Dataset items
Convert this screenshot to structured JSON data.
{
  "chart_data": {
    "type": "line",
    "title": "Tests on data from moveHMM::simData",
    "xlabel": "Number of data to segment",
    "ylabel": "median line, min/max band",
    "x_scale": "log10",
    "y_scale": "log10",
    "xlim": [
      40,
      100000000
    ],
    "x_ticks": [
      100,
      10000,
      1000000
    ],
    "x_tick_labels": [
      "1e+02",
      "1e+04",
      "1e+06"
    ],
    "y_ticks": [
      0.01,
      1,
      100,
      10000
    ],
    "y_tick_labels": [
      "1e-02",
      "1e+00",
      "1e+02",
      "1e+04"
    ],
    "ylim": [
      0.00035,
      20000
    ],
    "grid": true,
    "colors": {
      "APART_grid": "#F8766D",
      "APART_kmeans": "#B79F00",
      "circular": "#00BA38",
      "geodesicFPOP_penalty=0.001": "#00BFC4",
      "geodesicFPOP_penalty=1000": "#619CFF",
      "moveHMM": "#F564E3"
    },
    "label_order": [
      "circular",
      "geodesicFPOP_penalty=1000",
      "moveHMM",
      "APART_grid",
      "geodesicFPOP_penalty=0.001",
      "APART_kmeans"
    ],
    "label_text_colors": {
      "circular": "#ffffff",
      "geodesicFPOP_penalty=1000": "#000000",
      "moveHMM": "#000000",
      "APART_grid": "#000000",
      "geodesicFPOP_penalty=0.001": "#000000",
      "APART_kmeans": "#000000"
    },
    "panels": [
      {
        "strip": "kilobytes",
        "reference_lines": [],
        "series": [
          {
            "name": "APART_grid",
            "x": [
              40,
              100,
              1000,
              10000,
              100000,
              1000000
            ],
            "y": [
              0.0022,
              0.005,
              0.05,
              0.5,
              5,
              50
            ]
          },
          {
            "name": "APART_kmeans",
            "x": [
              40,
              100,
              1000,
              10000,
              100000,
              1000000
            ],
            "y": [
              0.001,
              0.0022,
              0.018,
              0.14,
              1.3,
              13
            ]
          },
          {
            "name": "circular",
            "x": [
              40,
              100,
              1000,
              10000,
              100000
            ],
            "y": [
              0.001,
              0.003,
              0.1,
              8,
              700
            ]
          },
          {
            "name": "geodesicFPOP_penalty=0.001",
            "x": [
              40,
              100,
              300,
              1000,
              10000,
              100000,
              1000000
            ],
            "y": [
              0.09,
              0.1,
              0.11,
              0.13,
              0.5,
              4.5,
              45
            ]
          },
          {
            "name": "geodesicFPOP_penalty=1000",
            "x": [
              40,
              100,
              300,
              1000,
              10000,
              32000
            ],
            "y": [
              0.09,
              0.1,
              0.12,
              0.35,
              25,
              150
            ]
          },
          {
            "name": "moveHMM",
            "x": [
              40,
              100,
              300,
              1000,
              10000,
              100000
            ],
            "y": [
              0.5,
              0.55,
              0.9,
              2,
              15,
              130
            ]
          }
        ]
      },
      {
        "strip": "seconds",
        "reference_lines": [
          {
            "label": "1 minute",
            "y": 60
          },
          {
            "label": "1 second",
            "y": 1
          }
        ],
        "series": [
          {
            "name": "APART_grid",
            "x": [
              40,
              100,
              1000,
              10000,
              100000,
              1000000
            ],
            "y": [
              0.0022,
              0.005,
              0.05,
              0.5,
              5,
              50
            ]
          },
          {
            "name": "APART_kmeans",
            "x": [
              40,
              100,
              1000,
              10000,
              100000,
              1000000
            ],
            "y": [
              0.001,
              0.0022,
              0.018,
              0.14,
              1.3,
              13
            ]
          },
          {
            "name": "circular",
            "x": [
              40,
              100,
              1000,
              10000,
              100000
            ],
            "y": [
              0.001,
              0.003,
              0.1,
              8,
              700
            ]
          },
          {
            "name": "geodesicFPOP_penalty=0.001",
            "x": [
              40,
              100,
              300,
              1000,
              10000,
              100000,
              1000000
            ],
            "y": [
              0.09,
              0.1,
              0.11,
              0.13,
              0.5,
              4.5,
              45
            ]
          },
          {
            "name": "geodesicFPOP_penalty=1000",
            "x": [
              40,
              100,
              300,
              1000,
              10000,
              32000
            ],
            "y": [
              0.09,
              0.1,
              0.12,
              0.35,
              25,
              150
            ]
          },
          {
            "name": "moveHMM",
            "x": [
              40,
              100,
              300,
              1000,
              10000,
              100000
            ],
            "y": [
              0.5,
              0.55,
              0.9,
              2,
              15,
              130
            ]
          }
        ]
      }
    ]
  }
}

== Exercise prompt ==
Give back the data above exactly as it appears.

== Result for this task ==
Convert this screenshot to structured JSON data.
{
  "chart_data": {
    "type": "line",
    "title": "Tests on data from moveHMM::simData",
    "xlabel": "Number of data to segment",
    "ylabel": "median line, min/max band",
    "x_scale": "log10",
    "y_scale": "log10",
    "xlim": [
      40,
      100000000
    ],
    "x_ticks": [
      100,
      10000,
      1000000
    ],
    "x_tick_labels": [
      "1e+02",
      "1e+04",
      "1e+06"
    ],
    "y_ticks": [
      0.01,
      1,
      100,
      10000
    ],
    "y_tick_labels": [
      "1e-02",
      "1e+00",
      "1e+02",
      "1e+04"
    ],
    "ylim": [
      0.00035,
      20000
    ],
    "grid": true,
    "colors": {
      "APART_grid": "#F8766D",
      "APART_kmeans": "#B79F00",
      "circular": "#00BA38",
      "geodesicFPOP_penalty=0.001": "#00BFC4",
      "geodesicFPOP_penalty=1000": "#619CFF",
      "moveHMM": "#F564E3"
    },
    "label_order": [
      "circular",
      "geodesicFPOP_penalty=1000",
      "moveHMM",
      "APART_grid",
      "geodesicFPOP_penalty=0.001",
      "APART_kmeans"
    ],
    "label_text_colors": {
      "circular": "#ffffff",
      "geodesicFPOP_penalty=1000": "#000000",
      "moveHMM": "#000000",
      "APART_grid": "#000000",
      "geodesicFPOP_penalty=0.001": "#000000",
      "APART_kmeans": "#000000"
    },
    "panels": [
      {
        "strip": "kilobytes",
        "reference_lines": [],
        "series": [
          {
            "name": "APART_grid",
            "x": [
              40,
              100,
              1000,
              10000,
              100000,
              1000000
            ],
            "y": [
              0.0022,
              0.005,
              0.05,
              0.5,
              5,
              50
            ]
          },
          {
            "name": "APART_kmeans",
            "x": [
              40,
              100,
              1000,
              10000,
              100000,
              1000000
            ],
            "y": [
              0.001,
              0.0022,
              0.018,
              0.14,
              1.3,
              13
            ]
          },
          {
            "name": "circular",
            "x": [
              40,
              100,
              1000,
              10000,
              100000
            ],
            "y": [
              0.001,
              0.003,
              0.1,
              8,
              700
            ]
          },
          {
            "name": "geodesicFPOP_penalty=0.001",
            "x": [
              40,
              100,
              300,
              1000,
              10000,
              100000,
              1000000
            ],
            "y": [
              0.09,
              0.1,
              0.11,
              0.13,
              0.5,
              4.5,
              45
            ]
          },
          {
            "name": "geodesicFPOP_penalty=1000",
            "x": [
              40,
              100,
              300,
              1000,
              10000,
              32000
            ],
            "y": [
              0.09,
              0.1,
              0.12,
              0.35,
              25,
              150
            ]
          },
          {
            "name": "moveHMM",
            "x": [
              40,
              100,
              300,
              1000,
              10000,
              100000
            ],
            "y": [
              0.5,
              0.55,
              0.9,
              2,
              15,
              130
            ]
          }
        ]
      },
      {
        "strip": "seconds",
        "reference_lines": [
          {
            "label": "1 minute",
            "y": 60
          },
          {
            "label": "1 second",
            "y": 1
          }
        ],
        "series": [
          {
            "name": "APART_grid",
            "x": [
              40,
              100,
              1000,
              10000,
              100000,
              1000000
            ],
            "y": [
              0.0022,
              0.005,
              0.05,
              0.5,
              5,
              50
            ]
          },
          {
            "name": "APART_kmeans",
            "x": [
              40,
              100,
              1000,
              10000,
              100000,
              1000000
            ],
            "y": [
              0.001,
              0.0022,
              0.018,
              0.14,
              1.3,
              13
            ]
          },
          {
            "name": "circular",
            "x": [
              40,
              100,
              1000,
              10000,
              100000
            ],
            "y": [
              0.001,
              0.003,
              0.1,
              8,
              700
            ]
          },
          {
            "name": "geodesicFPOP_penalty=0.001",
            "x": [
              40,
              100,
              300,
              1000,
              10000,
              100000,
              1000000
            ],
            "y": [
              0.09,
              0.1,
              0.11,
              0.13,
              0.5,
              4.5,
              45
            ]
          },
          {
            "name": "geodesicFPOP_penalty=1000",
            "x": [
              40,
              100,
              300,
              1000,
              10000,
              32000
            ],
            "y": [
              0.09,
              0.1,
              0.12,
              0.35,
              25,
              150
            ]
          },
          {
            "name": "moveHMM",
            "x": [
              40,
              100,
              300,
              1000,
              10000,
              100000
            ],
            "y": [
              0.5,
              0.55,
              0.9,
              2,
              15,
              130
            ]
          }
        ]
      }
    ]
  }
}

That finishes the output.